* [WHAT IS REQUIRED]:
Scan the material for the word "garage", and copy each line where it shows up.

* [SUPPLIED MATERIAL]:
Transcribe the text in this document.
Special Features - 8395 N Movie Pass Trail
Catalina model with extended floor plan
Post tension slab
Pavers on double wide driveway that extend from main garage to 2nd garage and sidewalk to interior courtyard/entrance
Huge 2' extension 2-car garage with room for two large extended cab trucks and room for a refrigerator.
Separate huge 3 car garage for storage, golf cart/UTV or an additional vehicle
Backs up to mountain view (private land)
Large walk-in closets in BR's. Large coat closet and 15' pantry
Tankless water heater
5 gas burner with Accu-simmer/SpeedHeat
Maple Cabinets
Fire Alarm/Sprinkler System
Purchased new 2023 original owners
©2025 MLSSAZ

---

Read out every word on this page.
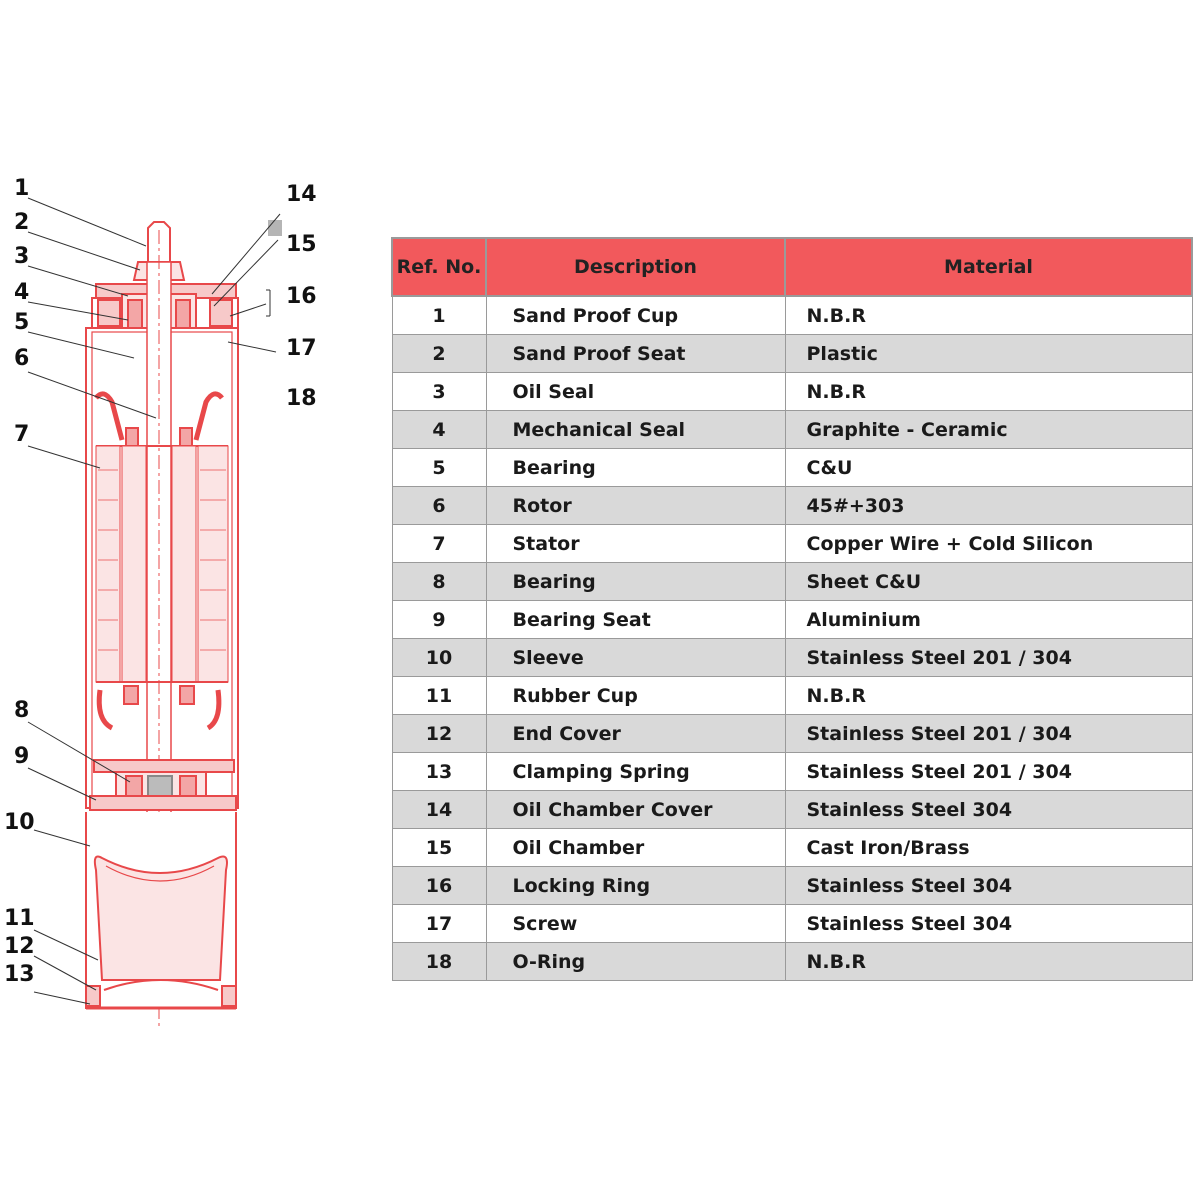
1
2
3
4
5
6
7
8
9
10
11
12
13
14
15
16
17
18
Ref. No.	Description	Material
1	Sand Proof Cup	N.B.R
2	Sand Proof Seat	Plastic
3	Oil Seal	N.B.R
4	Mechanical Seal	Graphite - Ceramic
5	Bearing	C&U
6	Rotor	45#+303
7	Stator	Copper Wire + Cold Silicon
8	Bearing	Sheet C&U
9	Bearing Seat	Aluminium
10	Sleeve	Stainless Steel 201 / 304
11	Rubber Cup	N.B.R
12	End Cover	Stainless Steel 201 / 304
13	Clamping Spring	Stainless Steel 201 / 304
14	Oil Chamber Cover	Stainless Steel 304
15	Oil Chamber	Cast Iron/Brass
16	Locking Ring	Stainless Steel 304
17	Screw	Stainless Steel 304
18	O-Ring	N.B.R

* [WRITTEN REPLY]:
Pavers on double wide driveway that extend from main garage to 2nd garage and sidewalk to interior courtyard/entrance
Huge 2' extension 2-car garage with room for two large extended cab trucks and room for a refrigerator.
Separate huge 3 car garage for storage, golf cart/UTV or an additional vehicle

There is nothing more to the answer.